Problem description:
Reproduce every record below exactly as it appears.

· · · · ·

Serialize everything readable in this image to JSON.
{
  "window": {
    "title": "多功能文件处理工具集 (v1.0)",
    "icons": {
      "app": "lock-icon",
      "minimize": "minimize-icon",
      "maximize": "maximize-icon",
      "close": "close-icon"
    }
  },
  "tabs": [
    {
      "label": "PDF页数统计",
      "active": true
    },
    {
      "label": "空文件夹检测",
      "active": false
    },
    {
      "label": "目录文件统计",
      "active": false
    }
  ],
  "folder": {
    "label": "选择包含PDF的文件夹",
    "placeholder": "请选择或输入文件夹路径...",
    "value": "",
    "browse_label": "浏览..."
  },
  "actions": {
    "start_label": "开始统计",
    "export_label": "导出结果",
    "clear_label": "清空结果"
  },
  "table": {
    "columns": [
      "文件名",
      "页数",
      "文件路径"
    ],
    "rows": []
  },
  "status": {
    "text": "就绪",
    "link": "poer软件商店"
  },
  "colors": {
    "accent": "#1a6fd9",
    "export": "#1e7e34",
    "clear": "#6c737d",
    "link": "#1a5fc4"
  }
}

· · · · ·

Correct answer:
Serialize everything readable in this image to JSON.
{
  "window": {
    "title": "多功能文件处理工具集 (v1.0)",
    "icons": {
      "app": "lock-icon",
      "minimize": "minimize-icon",
      "maximize": "maximize-icon",
      "close": "close-icon"
    }
  },
  "tabs": [
    {
      "label": "PDF页数统计",
      "active": true
    },
    {
      "label": "空文件夹检测",
      "active": false
    },
    {
      "label": "目录文件统计",
      "active": false
    }
  ],
  "folder": {
    "label": "选择包含PDF的文件夹",
    "placeholder": "请选择或输入文件夹路径...",
    "value": "",
    "browse_label": "浏览..."
  },
  "actions": {
    "start_label": "开始统计",
    "export_label": "导出结果",
    "clear_label": "清空结果"
  },
  "table": {
    "columns": [
      "文件名",
      "页数",
      "文件路径"
    ],
    "rows": []
  },
  "status": {
    "text": "就绪",
    "link": "poer软件商店"
  },
  "colors": {
    "accent": "#1a6fd9",
    "export": "#1e7e34",
    "clear": "#6c737d",
    "link": "#1a5fc4"
  }
}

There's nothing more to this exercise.